Copy out each line below exactly as it appears.

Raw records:
[BEGIN]

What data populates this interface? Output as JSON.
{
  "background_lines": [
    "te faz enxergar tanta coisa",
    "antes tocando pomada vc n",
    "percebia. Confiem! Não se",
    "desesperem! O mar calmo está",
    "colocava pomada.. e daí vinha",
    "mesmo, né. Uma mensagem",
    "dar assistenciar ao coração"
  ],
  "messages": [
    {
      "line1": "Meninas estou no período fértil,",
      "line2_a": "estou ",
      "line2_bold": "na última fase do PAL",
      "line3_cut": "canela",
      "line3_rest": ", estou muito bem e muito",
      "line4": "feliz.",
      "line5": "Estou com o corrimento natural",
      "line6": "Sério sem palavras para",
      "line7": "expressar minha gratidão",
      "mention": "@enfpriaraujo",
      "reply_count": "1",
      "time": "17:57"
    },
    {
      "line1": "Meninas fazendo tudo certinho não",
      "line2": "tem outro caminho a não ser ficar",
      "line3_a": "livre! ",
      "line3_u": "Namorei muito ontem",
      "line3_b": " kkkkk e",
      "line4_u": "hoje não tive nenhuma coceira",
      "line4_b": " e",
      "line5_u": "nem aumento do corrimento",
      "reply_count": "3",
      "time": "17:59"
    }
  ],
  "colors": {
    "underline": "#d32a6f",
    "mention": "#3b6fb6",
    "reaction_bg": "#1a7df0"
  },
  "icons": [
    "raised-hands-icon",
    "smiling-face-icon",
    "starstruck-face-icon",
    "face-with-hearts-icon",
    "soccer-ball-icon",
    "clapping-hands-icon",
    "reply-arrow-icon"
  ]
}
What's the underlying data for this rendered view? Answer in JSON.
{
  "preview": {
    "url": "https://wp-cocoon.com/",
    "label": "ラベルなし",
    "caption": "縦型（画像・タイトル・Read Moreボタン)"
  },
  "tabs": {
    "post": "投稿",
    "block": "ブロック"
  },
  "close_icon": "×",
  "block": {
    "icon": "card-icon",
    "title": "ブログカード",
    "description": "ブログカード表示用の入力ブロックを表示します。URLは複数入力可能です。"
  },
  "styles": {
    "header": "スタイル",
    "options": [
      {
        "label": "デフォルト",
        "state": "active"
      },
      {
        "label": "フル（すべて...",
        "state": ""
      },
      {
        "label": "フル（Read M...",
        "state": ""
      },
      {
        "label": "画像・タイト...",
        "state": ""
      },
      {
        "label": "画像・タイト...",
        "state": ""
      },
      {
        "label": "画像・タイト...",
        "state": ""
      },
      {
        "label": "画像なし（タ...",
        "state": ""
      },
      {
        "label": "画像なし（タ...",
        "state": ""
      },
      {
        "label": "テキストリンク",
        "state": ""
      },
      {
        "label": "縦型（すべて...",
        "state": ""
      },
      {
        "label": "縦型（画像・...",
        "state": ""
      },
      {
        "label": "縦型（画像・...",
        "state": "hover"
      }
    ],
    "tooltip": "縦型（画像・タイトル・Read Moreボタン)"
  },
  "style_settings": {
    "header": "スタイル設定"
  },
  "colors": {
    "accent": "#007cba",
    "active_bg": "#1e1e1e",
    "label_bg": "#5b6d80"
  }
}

[END]

EXERCISE RESULT:
What data populates this interface? Output as JSON.
{
  "background_lines": [
    "te faz enxergar tanta coisa",
    "antes tocando pomada vc n",
    "percebia. Confiem! Não se",
    "desesperem! O mar calmo está",
    "colocava pomada.. e daí vinha",
    "mesmo, né. Uma mensagem",
    "dar assistenciar ao coração"
  ],
  "messages": [
    {
      "line1": "Meninas estou no período fértil,",
      "line2_a": "estou ",
      "line2_bold": "na última fase do PAL",
      "line3_cut": "canela",
      "line3_rest": ", estou muito bem e muito",
      "line4": "feliz.",
      "line5": "Estou com o corrimento natural",
      "line6": "Sério sem palavras para",
      "line7": "expressar minha gratidão",
      "mention": "@enfpriaraujo",
      "reply_count": "1",
      "time": "17:57"
    },
    {
      "line1": "Meninas fazendo tudo certinho não",
      "line2": "tem outro caminho a não ser ficar",
      "line3_a": "livre! ",
      "line3_u": "Namorei muito ontem",
      "line3_b": " kkkkk e",
      "line4_u": "hoje não tive nenhuma coceira",
      "line4_b": " e",
      "line5_u": "nem aumento do corrimento",
      "reply_count": "3",
      "time": "17:59"
    }
  ],
  "colors": {
    "underline": "#d32a6f",
    "mention": "#3b6fb6",
    "reaction_bg": "#1a7df0"
  },
  "icons": [
    "raised-hands-icon",
    "smiling-face-icon",
    "starstruck-face-icon",
    "face-with-hearts-icon",
    "soccer-ball-icon",
    "clapping-hands-icon",
    "reply-arrow-icon"
  ]
}
What's the underlying data for this rendered view? Answer in JSON.
{
  "preview": {
    "url": "https://wp-cocoon.com/",
    "label": "ラベルなし",
    "caption": "縦型（画像・タイトル・Read Moreボタン)"
  },
  "tabs": {
    "post": "投稿",
    "block": "ブロック"
  },
  "close_icon": "×",
  "block": {
    "icon": "card-icon",
    "title": "ブログカード",
    "description": "ブログカード表示用の入力ブロックを表示します。URLは複数入力可能です。"
  },
  "styles": {
    "header": "スタイル",
    "options": [
      {
        "label": "デフォルト",
        "state": "active"
      },
      {
        "label": "フル（すべて...",
        "state": ""
      },
      {
        "label": "フル（Read M...",
        "state": ""
      },
      {
        "label": "画像・タイト...",
        "state": ""
      },
      {
        "label": "画像・タイト...",
        "state": ""
      },
      {
        "label": "画像・タイト...",
        "state": ""
      },
      {
        "label": "画像なし（タ...",
        "state": ""
      },
      {
        "label": "画像なし（タ...",
        "state": ""
      },
      {
        "label": "テキストリンク",
        "state": ""
      },
      {
        "label": "縦型（すべて...",
        "state": ""
      },
      {
        "label": "縦型（画像・...",
        "state": ""
      },
      {
        "label": "縦型（画像・...",
        "state": "hover"
      }
    ],
    "tooltip": "縦型（画像・タイトル・Read Moreボタン)"
  },
  "style_settings": {
    "header": "スタイル設定"
  },
  "colors": {
    "accent": "#007cba",
    "active_bg": "#1e1e1e",
    "label_bg": "#5b6d80"
  }
}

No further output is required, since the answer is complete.